**Task description**
Pull every line containing "this" from the entries.

**Records for the exercise**
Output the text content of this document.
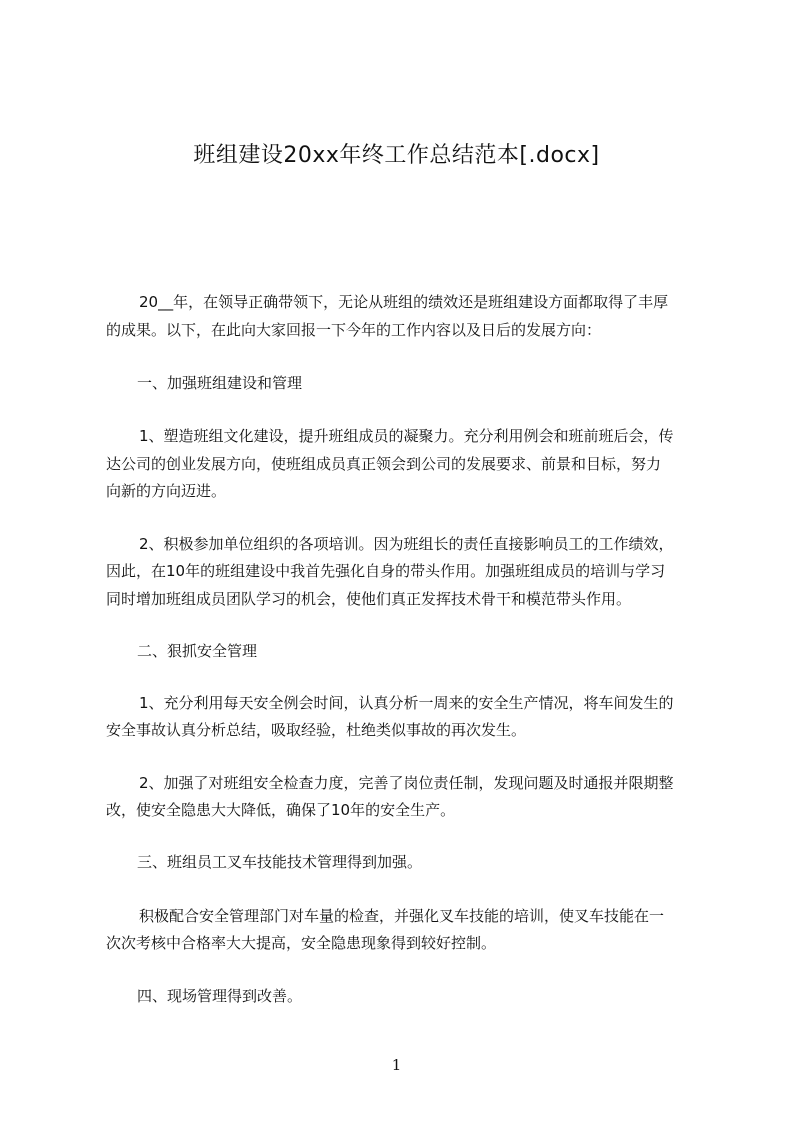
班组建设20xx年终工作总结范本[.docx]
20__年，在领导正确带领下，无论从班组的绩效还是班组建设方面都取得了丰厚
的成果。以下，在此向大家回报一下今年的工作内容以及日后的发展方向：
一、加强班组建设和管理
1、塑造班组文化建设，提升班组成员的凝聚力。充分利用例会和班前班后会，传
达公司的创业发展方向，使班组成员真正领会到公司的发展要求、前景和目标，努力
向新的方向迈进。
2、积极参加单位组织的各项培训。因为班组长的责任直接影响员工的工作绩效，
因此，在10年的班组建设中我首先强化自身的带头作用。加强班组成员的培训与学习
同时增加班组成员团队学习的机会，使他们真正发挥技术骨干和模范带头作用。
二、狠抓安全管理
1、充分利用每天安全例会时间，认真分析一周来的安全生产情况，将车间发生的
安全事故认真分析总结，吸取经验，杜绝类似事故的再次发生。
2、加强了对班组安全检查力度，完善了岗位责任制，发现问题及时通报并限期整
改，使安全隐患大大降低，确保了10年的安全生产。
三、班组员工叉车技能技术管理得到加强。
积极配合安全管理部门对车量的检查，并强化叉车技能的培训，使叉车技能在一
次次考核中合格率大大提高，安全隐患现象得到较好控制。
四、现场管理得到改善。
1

--

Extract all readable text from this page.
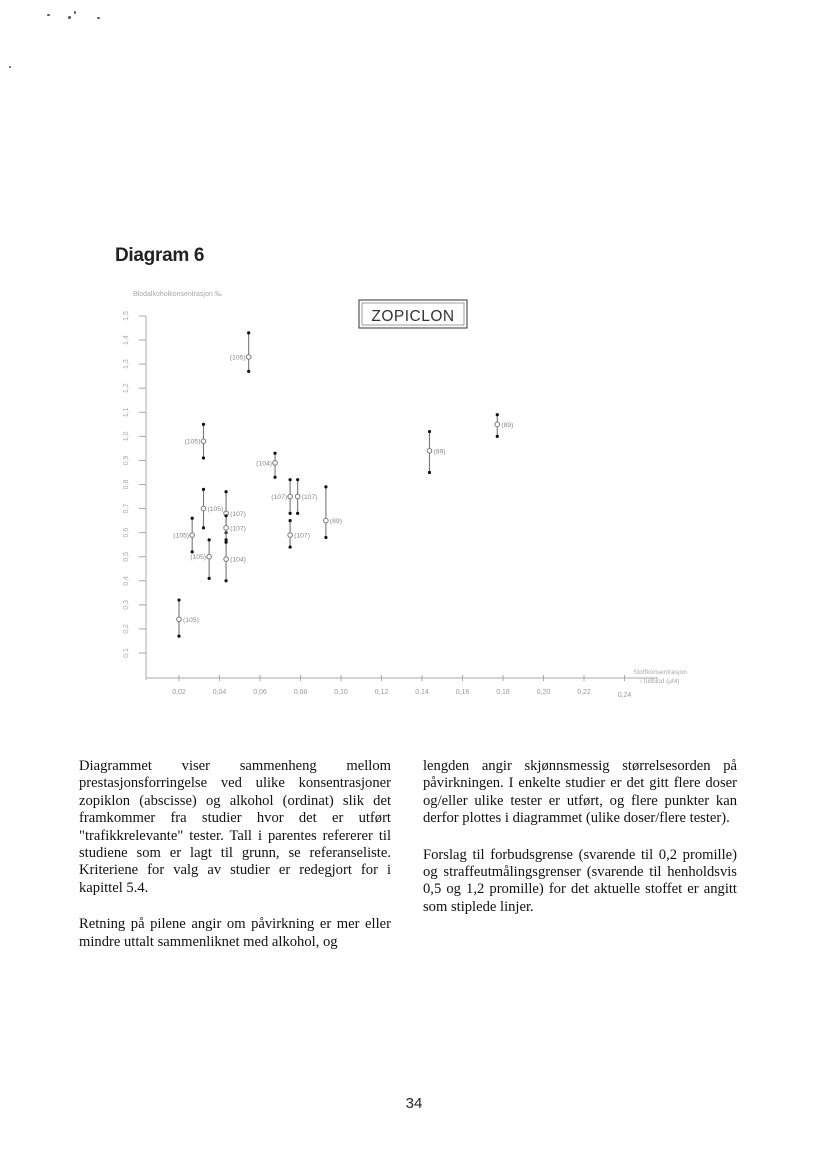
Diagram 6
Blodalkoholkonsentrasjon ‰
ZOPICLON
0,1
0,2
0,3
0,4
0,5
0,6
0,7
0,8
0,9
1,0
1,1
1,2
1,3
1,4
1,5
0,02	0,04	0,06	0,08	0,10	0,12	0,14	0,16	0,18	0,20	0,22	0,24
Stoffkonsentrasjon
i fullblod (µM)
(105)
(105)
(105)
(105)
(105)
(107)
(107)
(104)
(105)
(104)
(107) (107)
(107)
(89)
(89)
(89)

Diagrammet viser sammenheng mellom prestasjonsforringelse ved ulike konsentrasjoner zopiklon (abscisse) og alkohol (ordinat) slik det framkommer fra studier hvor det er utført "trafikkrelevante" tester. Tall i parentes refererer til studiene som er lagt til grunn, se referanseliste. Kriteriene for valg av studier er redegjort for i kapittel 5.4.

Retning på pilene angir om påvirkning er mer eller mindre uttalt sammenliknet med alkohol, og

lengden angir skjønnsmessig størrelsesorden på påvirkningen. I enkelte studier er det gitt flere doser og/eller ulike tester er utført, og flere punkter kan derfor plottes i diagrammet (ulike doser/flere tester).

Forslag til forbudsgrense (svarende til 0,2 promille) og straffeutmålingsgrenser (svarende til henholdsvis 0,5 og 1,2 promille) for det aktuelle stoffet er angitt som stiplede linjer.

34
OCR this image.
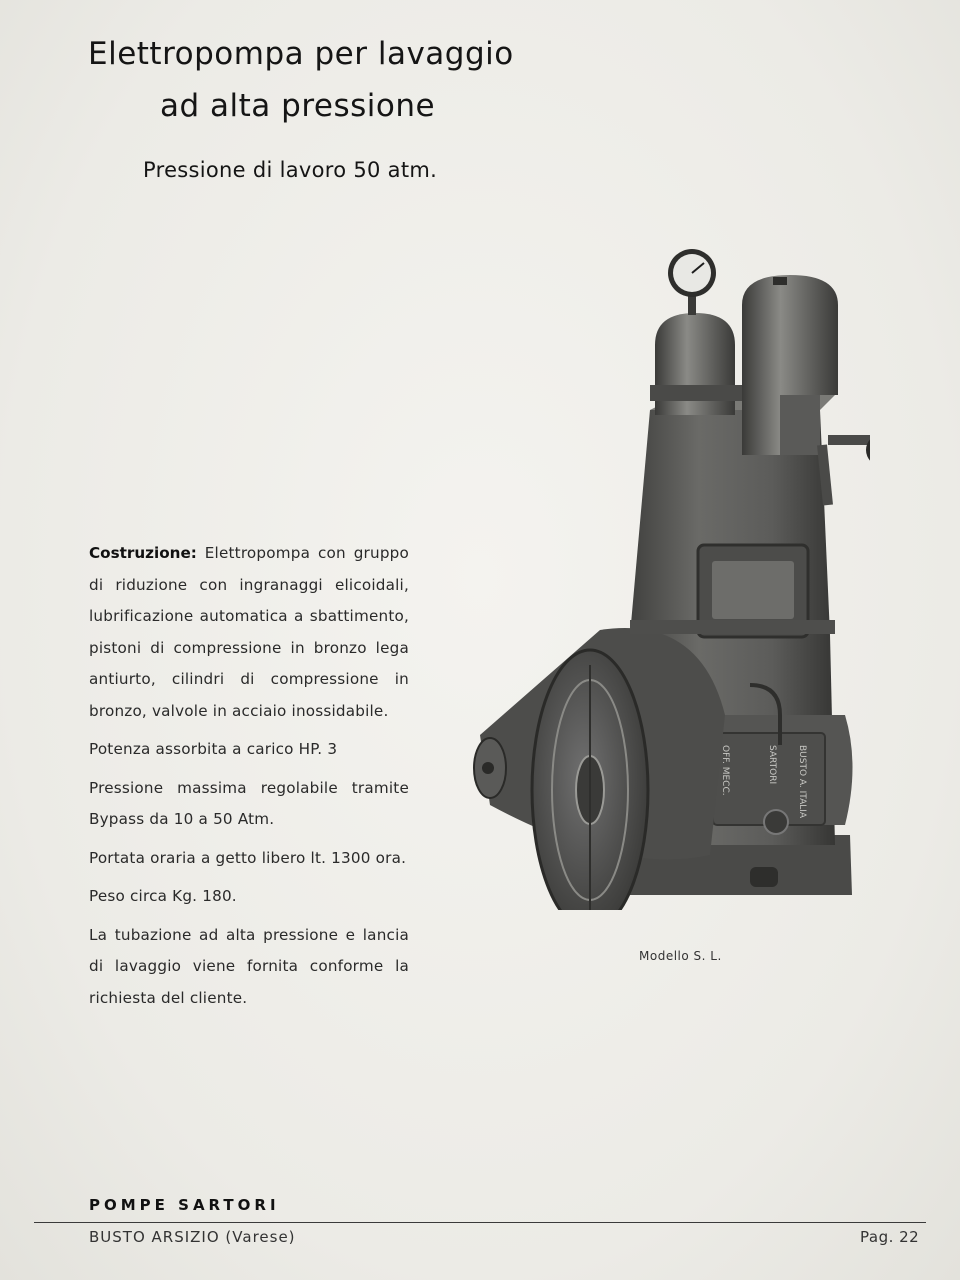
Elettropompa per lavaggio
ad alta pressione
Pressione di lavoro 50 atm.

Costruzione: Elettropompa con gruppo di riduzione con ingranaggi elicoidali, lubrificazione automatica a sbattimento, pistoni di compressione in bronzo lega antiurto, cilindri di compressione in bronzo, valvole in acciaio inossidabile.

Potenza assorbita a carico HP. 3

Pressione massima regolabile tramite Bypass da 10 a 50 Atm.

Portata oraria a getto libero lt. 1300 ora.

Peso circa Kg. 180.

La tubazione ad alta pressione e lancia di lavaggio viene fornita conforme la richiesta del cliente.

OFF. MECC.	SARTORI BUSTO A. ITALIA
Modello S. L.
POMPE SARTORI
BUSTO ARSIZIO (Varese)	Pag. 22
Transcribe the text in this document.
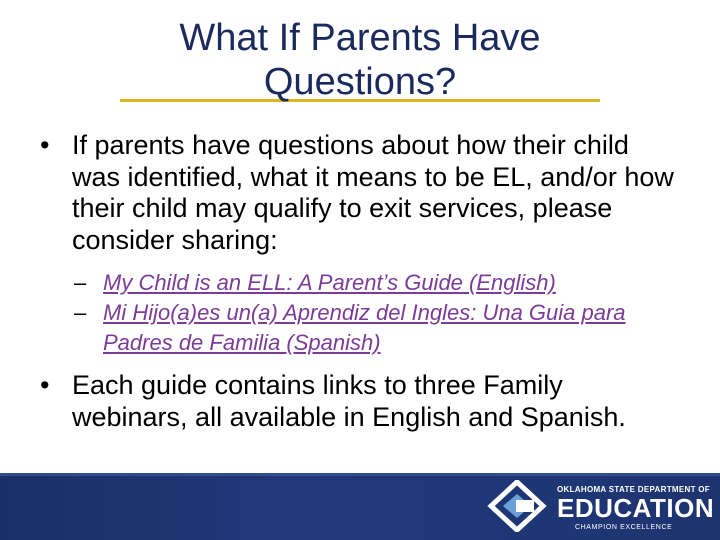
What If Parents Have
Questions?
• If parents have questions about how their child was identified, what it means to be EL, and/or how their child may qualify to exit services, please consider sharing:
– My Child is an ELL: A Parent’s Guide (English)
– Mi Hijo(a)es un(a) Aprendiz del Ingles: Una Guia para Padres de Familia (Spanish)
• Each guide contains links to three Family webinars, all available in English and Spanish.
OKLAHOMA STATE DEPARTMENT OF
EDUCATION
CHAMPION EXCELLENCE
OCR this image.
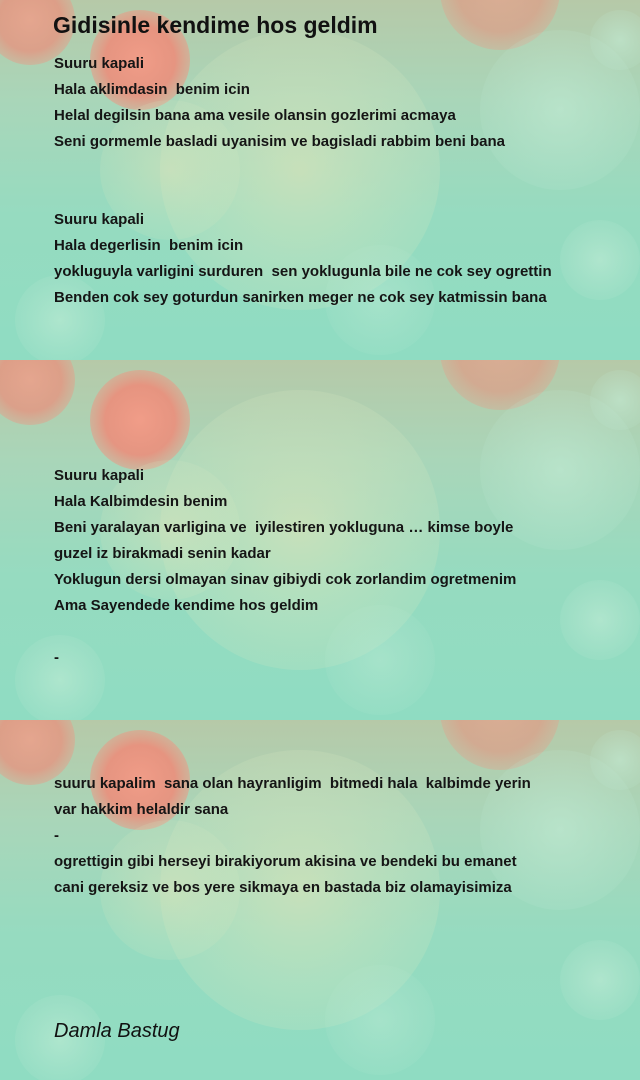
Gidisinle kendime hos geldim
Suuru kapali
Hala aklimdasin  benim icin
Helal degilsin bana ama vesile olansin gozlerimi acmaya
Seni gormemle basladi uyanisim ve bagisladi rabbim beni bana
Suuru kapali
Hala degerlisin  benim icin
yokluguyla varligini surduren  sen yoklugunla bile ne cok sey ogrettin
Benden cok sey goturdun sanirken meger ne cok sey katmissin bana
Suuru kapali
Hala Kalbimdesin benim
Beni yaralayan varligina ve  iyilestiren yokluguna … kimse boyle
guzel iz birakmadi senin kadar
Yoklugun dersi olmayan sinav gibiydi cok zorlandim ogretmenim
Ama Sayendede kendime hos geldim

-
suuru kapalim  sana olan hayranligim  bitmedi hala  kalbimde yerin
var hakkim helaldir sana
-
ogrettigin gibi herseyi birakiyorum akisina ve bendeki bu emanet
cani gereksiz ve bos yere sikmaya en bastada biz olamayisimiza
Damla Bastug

**The result**
Output the text content of this document.
Extract all readable text from this page.
OCR this image.
Transcribe the text in this document.
OCR this image.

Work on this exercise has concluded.